— WHAT NEEDS TO BE DONE —
Copy out the entries below in full and exactly.

— RECORDS —
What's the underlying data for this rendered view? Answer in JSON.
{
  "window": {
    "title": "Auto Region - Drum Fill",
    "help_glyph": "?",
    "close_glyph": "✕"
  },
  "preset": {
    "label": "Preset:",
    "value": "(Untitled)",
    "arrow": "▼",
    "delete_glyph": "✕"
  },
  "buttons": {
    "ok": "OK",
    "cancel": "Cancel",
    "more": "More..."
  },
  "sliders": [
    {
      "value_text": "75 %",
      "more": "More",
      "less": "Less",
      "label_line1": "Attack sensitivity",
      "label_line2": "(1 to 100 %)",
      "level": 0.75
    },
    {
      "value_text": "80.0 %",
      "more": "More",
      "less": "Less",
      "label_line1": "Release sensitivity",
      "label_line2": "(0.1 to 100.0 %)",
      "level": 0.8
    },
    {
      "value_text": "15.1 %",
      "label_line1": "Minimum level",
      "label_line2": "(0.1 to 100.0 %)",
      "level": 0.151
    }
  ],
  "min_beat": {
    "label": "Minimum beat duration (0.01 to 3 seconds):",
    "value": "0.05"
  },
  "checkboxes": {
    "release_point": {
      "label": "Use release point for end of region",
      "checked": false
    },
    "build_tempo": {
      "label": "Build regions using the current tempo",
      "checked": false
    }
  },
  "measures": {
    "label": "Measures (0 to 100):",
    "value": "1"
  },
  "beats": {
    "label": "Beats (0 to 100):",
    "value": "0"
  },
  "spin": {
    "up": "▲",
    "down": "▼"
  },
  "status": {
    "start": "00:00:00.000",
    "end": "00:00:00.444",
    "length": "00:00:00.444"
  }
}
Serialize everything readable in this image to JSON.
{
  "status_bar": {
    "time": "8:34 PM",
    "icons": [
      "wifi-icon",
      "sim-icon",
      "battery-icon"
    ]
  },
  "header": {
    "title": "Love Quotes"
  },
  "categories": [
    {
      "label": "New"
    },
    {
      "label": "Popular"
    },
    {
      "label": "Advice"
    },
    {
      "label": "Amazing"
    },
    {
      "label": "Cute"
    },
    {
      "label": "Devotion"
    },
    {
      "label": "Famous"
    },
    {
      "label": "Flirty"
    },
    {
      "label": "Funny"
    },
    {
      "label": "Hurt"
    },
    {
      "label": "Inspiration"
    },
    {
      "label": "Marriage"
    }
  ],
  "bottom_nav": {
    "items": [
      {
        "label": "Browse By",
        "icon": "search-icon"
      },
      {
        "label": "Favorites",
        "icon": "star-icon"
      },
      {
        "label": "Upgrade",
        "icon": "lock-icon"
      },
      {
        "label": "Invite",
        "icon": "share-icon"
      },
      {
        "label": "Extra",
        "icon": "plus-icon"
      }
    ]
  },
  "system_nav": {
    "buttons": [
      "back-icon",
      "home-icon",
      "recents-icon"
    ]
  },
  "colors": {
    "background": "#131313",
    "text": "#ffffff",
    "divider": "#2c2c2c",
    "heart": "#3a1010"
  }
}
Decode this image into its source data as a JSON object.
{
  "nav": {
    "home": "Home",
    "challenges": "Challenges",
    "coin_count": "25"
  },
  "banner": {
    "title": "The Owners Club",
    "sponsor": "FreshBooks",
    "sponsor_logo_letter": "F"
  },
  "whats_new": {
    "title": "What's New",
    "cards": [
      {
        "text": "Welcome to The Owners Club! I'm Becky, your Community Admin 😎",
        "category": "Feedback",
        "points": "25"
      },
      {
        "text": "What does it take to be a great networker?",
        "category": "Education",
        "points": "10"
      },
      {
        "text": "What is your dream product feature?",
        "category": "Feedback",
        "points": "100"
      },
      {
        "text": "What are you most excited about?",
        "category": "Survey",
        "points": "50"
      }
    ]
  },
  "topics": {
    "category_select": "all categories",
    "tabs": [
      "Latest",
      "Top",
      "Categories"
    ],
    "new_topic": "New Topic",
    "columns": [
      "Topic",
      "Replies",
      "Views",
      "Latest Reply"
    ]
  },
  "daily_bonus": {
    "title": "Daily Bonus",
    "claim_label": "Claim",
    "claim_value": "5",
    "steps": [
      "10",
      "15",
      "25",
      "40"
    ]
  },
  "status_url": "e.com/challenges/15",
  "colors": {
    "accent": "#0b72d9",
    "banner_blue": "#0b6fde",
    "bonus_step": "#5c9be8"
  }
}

— COMPLETED TASK —
What's the underlying data for this rendered view? Answer in JSON.
{
  "window": {
    "title": "Auto Region - Drum Fill",
    "help_glyph": "?",
    "close_glyph": "✕"
  },
  "preset": {
    "label": "Preset:",
    "value": "(Untitled)",
    "arrow": "▼",
    "delete_glyph": "✕"
  },
  "buttons": {
    "ok": "OK",
    "cancel": "Cancel",
    "more": "More..."
  },
  "sliders": [
    {
      "value_text": "75 %",
      "more": "More",
      "less": "Less",
      "label_line1": "Attack sensitivity",
      "label_line2": "(1 to 100 %)",
      "level": 0.75
    },
    {
      "value_text": "80.0 %",
      "more": "More",
      "less": "Less",
      "label_line1": "Release sensitivity",
      "label_line2": "(0.1 to 100.0 %)",
      "level": 0.8
    },
    {
      "value_text": "15.1 %",
      "label_line1": "Minimum level",
      "label_line2": "(0.1 to 100.0 %)",
      "level": 0.151
    }
  ],
  "min_beat": {
    "label": "Minimum beat duration (0.01 to 3 seconds):",
    "value": "0.05"
  },
  "checkboxes": {
    "release_point": {
      "label": "Use release point for end of region",
      "checked": false
    },
    "build_tempo": {
      "label": "Build regions using the current tempo",
      "checked": false
    }
  },
  "measures": {
    "label": "Measures (0 to 100):",
    "value": "1"
  },
  "beats": {
    "label": "Beats (0 to 100):",
    "value": "0"
  },
  "spin": {
    "up": "▲",
    "down": "▼"
  },
  "status": {
    "start": "00:00:00.000",
    "end": "00:00:00.444",
    "length": "00:00:00.444"
  }
}
Serialize everything readable in this image to JSON.
{
  "status_bar": {
    "time": "8:34 PM",
    "icons": [
      "wifi-icon",
      "sim-icon",
      "battery-icon"
    ]
  },
  "header": {
    "title": "Love Quotes"
  },
  "categories": [
    {
      "label": "New"
    },
    {
      "label": "Popular"
    },
    {
      "label": "Advice"
    },
    {
      "label": "Amazing"
    },
    {
      "label": "Cute"
    },
    {
      "label": "Devotion"
    },
    {
      "label": "Famous"
    },
    {
      "label": "Flirty"
    },
    {
      "label": "Funny"
    },
    {
      "label": "Hurt"
    },
    {
      "label": "Inspiration"
    },
    {
      "label": "Marriage"
    }
  ],
  "bottom_nav": {
    "items": [
      {
        "label": "Browse By",
        "icon": "search-icon"
      },
      {
        "label": "Favorites",
        "icon": "star-icon"
      },
      {
        "label": "Upgrade",
        "icon": "lock-icon"
      },
      {
        "label": "Invite",
        "icon": "share-icon"
      },
      {
        "label": "Extra",
        "icon": "plus-icon"
      }
    ]
  },
  "system_nav": {
    "buttons": [
      "back-icon",
      "home-icon",
      "recents-icon"
    ]
  },
  "colors": {
    "background": "#131313",
    "text": "#ffffff",
    "divider": "#2c2c2c",
    "heart": "#3a1010"
  }
}
Decode this image into its source data as a JSON object.
{
  "nav": {
    "home": "Home",
    "challenges": "Challenges",
    "coin_count": "25"
  },
  "banner": {
    "title": "The Owners Club",
    "sponsor": "FreshBooks",
    "sponsor_logo_letter": "F"
  },
  "whats_new": {
    "title": "What's New",
    "cards": [
      {
        "text": "Welcome to The Owners Club! I'm Becky, your Community Admin 😎",
        "category": "Feedback",
        "points": "25"
      },
      {
        "text": "What does it take to be a great networker?",
        "category": "Education",
        "points": "10"
      },
      {
        "text": "What is your dream product feature?",
        "category": "Feedback",
        "points": "100"
      },
      {
        "text": "What are you most excited about?",
        "category": "Survey",
        "points": "50"
      }
    ]
  },
  "topics": {
    "category_select": "all categories",
    "tabs": [
      "Latest",
      "Top",
      "Categories"
    ],
    "new_topic": "New Topic",
    "columns": [
      "Topic",
      "Replies",
      "Views",
      "Latest Reply"
    ]
  },
  "daily_bonus": {
    "title": "Daily Bonus",
    "claim_label": "Claim",
    "claim_value": "5",
    "steps": [
      "10",
      "15",
      "25",
      "40"
    ]
  },
  "status_url": "e.com/challenges/15",
  "colors": {
    "accent": "#0b72d9",
    "banner_blue": "#0b6fde",
    "bonus_step": "#5c9be8"
  }
}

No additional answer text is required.